— STATED TASK —
List the lines of this listing that hold the word "JSON".

(Lines of data)
┌──
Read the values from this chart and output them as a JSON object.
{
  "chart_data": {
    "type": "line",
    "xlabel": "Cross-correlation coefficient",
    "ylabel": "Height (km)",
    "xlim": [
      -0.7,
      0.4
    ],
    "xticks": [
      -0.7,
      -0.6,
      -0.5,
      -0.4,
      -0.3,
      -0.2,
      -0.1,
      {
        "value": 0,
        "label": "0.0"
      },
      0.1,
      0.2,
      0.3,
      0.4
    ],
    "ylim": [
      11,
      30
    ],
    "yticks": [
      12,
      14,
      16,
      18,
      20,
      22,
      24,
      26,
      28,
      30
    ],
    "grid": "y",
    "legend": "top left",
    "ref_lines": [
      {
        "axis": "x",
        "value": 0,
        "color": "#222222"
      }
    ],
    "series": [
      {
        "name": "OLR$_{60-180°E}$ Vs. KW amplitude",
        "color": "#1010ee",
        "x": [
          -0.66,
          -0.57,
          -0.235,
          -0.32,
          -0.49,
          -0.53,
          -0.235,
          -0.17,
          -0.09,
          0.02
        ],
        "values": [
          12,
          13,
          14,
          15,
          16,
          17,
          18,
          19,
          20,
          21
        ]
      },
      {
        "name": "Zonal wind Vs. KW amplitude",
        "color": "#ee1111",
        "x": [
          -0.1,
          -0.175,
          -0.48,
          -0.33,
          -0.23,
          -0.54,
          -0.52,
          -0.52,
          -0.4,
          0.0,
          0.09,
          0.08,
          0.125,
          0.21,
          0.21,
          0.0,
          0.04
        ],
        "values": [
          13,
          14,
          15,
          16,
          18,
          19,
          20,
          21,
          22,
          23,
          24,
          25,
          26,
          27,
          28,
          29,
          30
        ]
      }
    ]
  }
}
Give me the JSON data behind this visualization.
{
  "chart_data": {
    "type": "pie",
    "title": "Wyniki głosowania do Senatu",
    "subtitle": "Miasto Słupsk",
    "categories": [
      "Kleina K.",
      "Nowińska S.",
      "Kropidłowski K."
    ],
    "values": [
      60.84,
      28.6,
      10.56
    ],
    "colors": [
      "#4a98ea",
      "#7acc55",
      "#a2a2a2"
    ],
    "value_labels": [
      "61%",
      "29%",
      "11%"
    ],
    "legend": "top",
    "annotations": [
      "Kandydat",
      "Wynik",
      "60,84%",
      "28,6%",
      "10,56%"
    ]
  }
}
└──
— RESULT OF THIS EXERCISE —
Read the values from this chart and output them as a JSON object.
Give me the JSON data behind this visualization.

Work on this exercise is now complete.